__PROVIDED ENTRIES__
## begin

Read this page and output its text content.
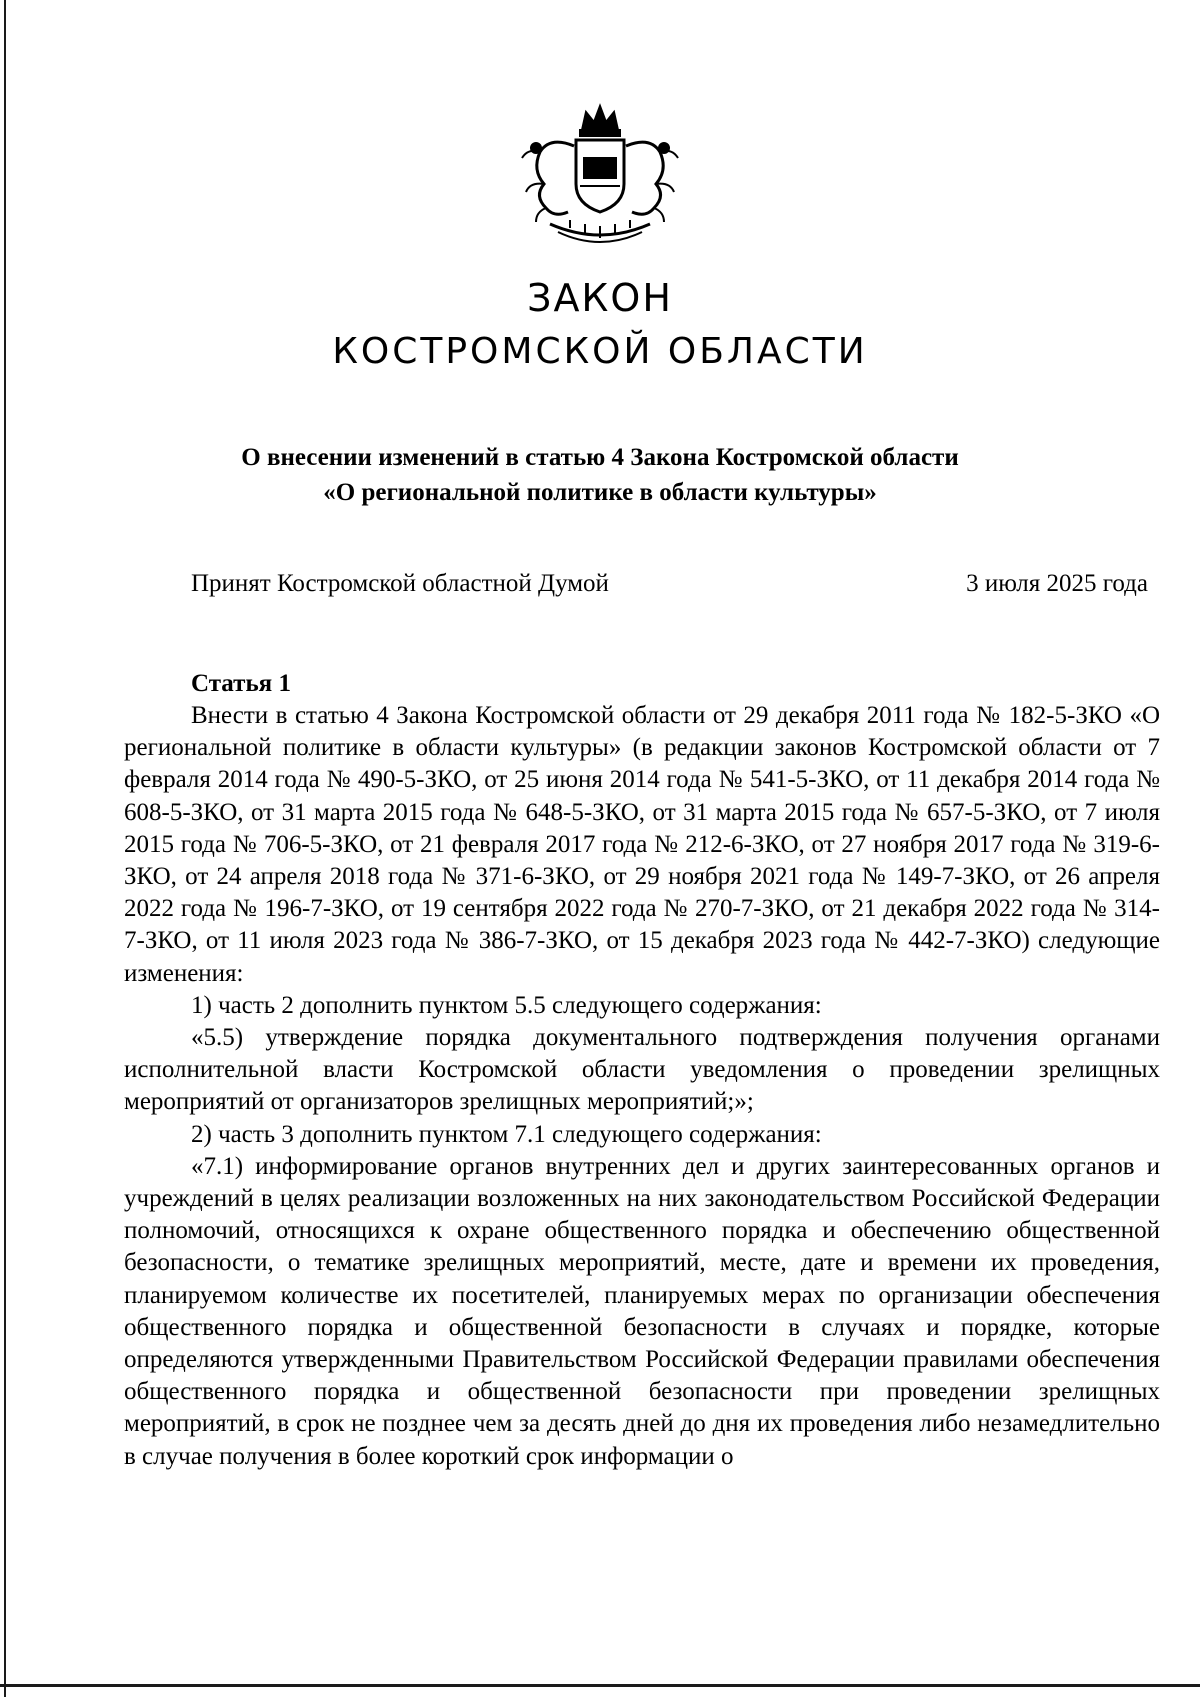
ЗАКОН
КОСТРОМСКОЙ ОБЛАСТИ
О внесении изменений в статью 4 Закона Костромской области
«О региональной политике в области культуры»
Принят Костромской областной Думой	3 июля 2025 года
Статья 1

Внести в статью 4 Закона Костромской области от 29 декабря 2011 года № 182-5-ЗКО «О региональной политике в области культуры» (в редакции законов Костромской области от 7 февраля 2014 года № 490-5-ЗКО, от 25 июня 2014 года № 541-5-ЗКО, от 11 декабря 2014 года № 608-5-ЗКО, от 31 марта 2015 года № 648-5-ЗКО, от 31 марта 2015 года № 657-5-ЗКО, от 7 июля 2015 года № 706-5-ЗКО, от 21 февраля 2017 года № 212-6-ЗКО, от 27 ноября 2017 года № 319-6-ЗКО, от 24 апреля 2018 года № 371-6-ЗКО, от 29 ноября 2021 года № 149-7-ЗКО, от 26 апреля 2022 года № 196-7-ЗКО, от 19 сентября 2022 года № 270-7-ЗКО, от 21 декабря 2022 года № 314-7-ЗКО, от 11 июля 2023 года № 386-7-ЗКО, от 15 декабря 2023 года № 442-7-ЗКО) следующие изменения:

1) часть 2 дополнить пунктом 5.5 следующего содержания:

«5.5) утверждение порядка документального подтверждения получения органами исполнительной власти Костромской области уведомления о проведении зрелищных мероприятий от организаторов зрелищных мероприятий;»;

2) часть 3 дополнить пунктом 7.1 следующего содержания:

«7.1) информирование органов внутренних дел и других заинтересованных органов и учреждений в целях реализации возложенных на них законодательством Российской Федерации полномочий, относящихся к охране общественного порядка и обеспечению общественной безопасности, о тематике зрелищных мероприятий, месте, дате и времени их проведения, планируемом количестве их посетителей, планируемых мерах по организации обеспечения общественного порядка и общественной безопасности в случаях и порядке, которые определяются утвержденными Правительством Российской Федерации правилами обеспечения общественного порядка и общественной безопасности при проведении зрелищных мероприятий, в срок не позднее чем за десять дней до дня их проведения либо незамедлительно в случае получения в более короткий срок информации о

## end

__AIM__
List all lines above in which the string "июля" appears.

__THE RESPONSE__
Принят Костромской областной Думой	3 июля 2025 года
Внести в статью 4 Закона Костромской области от 29 декабря 2011 года № 182-5-ЗКО «О региональной политике в области культуры» (в редакции законов Костромской области от 7 февраля 2014 года № 490-5-ЗКО, от 25 июня 2014 года № 541-5-ЗКО, от 11 декабря 2014 года № 608-5-ЗКО, от 31 марта 2015 года № 648-5-ЗКО, от 31 марта 2015 года № 657-5-ЗКО, от 7 июля 2015 года № 706-5-ЗКО, от 21 февраля 2017 года № 212-6-ЗКО, от 27 ноября 2017 года № 319-6-ЗКО, от 24 апреля 2018 года № 371-6-ЗКО, от 29 ноября 2021 года № 149-7-ЗКО, от 26 апреля 2022 года № 196-7-ЗКО, от 19 сентября 2022 года № 270-7-ЗКО, от 21 декабря 2022 года № 314-7-ЗКО, от 11 июля 2023 года № 386-7-ЗКО, от 15 декабря 2023 года № 442-7-ЗКО) следующие изменения:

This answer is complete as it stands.